▶ _What is asked_
Read the listing below and copy out every line that holds "link".

▶ _Exercise materials_
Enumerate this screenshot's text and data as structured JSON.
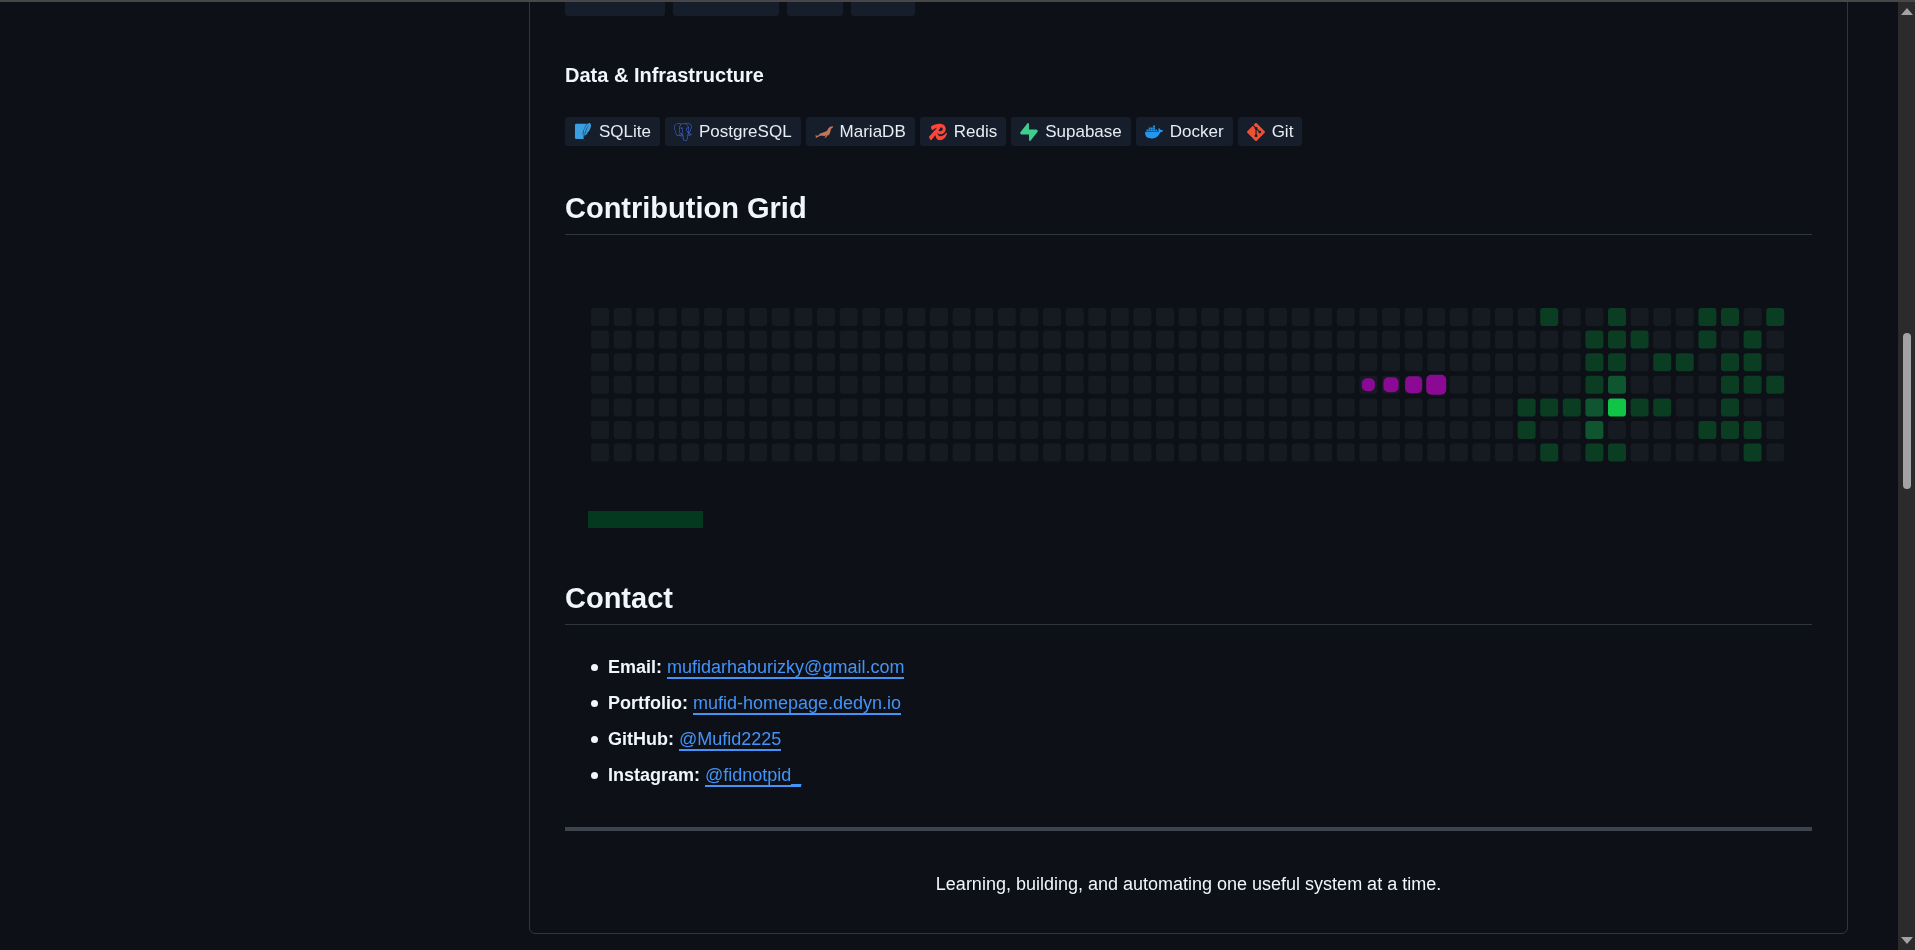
{
  "data_section": {
    "heading": "Data & Infrastructure",
    "badges": [
      "SQLite",
      "PostgreSQL",
      "MariaDB",
      "Redis",
      "Supabase",
      "Docker",
      "Git"
    ]
  },
  "contribution": {
    "heading": "Contribution Grid"
  },
  "contact": {
    "heading": "Contact",
    "items": [
      {
        "label": "Email:",
        "link": "mufidarhaburizky@gmail.com"
      },
      {
        "label": "Portfolio:",
        "link": "mufid-homepage.dedyn.io"
      },
      {
        "label": "GitHub:",
        "link": "@Mufid2225"
      },
      {
        "label": "Instagram:",
        "link": "@fidnotpid_"
      }
    ]
  },
  "footer": "Learning, building, and automating one useful system at a time."
}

▶ _Response_
        "link": "mufidarhaburizky@gmail.com"
        "link": "mufid-homepage.dedyn.io"
        "link": "@Mufid2225"
        "link": "@fidnotpid_"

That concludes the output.